--- Written exercise ---
Copy out all the data, word for word.

Dataset excerpt:
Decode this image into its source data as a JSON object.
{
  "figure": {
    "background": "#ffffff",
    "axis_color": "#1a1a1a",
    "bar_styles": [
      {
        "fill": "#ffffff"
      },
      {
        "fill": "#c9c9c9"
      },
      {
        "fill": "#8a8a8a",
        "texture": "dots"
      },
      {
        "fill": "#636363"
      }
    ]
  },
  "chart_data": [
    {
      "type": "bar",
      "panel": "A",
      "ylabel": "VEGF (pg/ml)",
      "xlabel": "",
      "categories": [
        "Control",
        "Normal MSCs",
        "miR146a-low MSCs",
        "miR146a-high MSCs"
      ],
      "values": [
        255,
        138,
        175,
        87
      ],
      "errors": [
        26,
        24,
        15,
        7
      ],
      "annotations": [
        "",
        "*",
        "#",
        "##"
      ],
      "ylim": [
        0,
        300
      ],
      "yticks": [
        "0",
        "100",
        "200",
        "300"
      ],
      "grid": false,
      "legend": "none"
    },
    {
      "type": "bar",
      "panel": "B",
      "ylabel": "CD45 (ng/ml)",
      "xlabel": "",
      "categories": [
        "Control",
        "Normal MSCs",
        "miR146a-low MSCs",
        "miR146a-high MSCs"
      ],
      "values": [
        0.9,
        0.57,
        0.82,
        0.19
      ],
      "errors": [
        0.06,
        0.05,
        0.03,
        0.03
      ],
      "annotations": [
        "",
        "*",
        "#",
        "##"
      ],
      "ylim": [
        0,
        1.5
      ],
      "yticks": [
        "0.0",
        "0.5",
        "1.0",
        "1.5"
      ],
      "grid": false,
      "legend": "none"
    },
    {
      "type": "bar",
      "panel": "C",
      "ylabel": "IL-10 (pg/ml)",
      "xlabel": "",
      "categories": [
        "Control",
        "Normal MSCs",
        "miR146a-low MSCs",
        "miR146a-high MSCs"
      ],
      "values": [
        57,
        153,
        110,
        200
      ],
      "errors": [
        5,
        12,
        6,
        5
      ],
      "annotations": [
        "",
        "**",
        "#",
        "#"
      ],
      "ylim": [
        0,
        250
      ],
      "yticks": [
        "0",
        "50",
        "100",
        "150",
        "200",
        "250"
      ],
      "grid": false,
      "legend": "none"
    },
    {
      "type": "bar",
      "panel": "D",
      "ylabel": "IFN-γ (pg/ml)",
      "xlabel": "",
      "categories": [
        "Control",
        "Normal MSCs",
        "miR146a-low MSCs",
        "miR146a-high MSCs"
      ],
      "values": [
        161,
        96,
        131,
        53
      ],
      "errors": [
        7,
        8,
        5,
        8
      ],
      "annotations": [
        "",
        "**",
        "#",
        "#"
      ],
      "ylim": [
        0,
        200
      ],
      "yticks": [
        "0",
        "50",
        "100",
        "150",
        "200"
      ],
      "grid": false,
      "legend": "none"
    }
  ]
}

--- Output ---
Decode this image into its source data as a JSON object.
{
  "figure": {
    "background": "#ffffff",
    "axis_color": "#1a1a1a",
    "bar_styles": [
      {
        "fill": "#ffffff"
      },
      {
        "fill": "#c9c9c9"
      },
      {
        "fill": "#8a8a8a",
        "texture": "dots"
      },
      {
        "fill": "#636363"
      }
    ]
  },
  "chart_data": [
    {
      "type": "bar",
      "panel": "A",
      "ylabel": "VEGF (pg/ml)",
      "xlabel": "",
      "categories": [
        "Control",
        "Normal MSCs",
        "miR146a-low MSCs",
        "miR146a-high MSCs"
      ],
      "values": [
        255,
        138,
        175,
        87
      ],
      "errors": [
        26,
        24,
        15,
        7
      ],
      "annotations": [
        "",
        "*",
        "#",
        "##"
      ],
      "ylim": [
        0,
        300
      ],
      "yticks": [
        "0",
        "100",
        "200",
        "300"
      ],
      "grid": false,
      "legend": "none"
    },
    {
      "type": "bar",
      "panel": "B",
      "ylabel": "CD45 (ng/ml)",
      "xlabel": "",
      "categories": [
        "Control",
        "Normal MSCs",
        "miR146a-low MSCs",
        "miR146a-high MSCs"
      ],
      "values": [
        0.9,
        0.57,
        0.82,
        0.19
      ],
      "errors": [
        0.06,
        0.05,
        0.03,
        0.03
      ],
      "annotations": [
        "",
        "*",
        "#",
        "##"
      ],
      "ylim": [
        0,
        1.5
      ],
      "yticks": [
        "0.0",
        "0.5",
        "1.0",
        "1.5"
      ],
      "grid": false,
      "legend": "none"
    },
    {
      "type": "bar",
      "panel": "C",
      "ylabel": "IL-10 (pg/ml)",
      "xlabel": "",
      "categories": [
        "Control",
        "Normal MSCs",
        "miR146a-low MSCs",
        "miR146a-high MSCs"
      ],
      "values": [
        57,
        153,
        110,
        200
      ],
      "errors": [
        5,
        12,
        6,
        5
      ],
      "annotations": [
        "",
        "**",
        "#",
        "#"
      ],
      "ylim": [
        0,
        250
      ],
      "yticks": [
        "0",
        "50",
        "100",
        "150",
        "200",
        "250"
      ],
      "grid": false,
      "legend": "none"
    },
    {
      "type": "bar",
      "panel": "D",
      "ylabel": "IFN-γ (pg/ml)",
      "xlabel": "",
      "categories": [
        "Control",
        "Normal MSCs",
        "miR146a-low MSCs",
        "miR146a-high MSCs"
      ],
      "values": [
        161,
        96,
        131,
        53
      ],
      "errors": [
        7,
        8,
        5,
        8
      ],
      "annotations": [
        "",
        "**",
        "#",
        "#"
      ],
      "ylim": [
        0,
        200
      ],
      "yticks": [
        "0",
        "50",
        "100",
        "150",
        "200"
      ],
      "grid": false,
      "legend": "none"
    }
  ]
}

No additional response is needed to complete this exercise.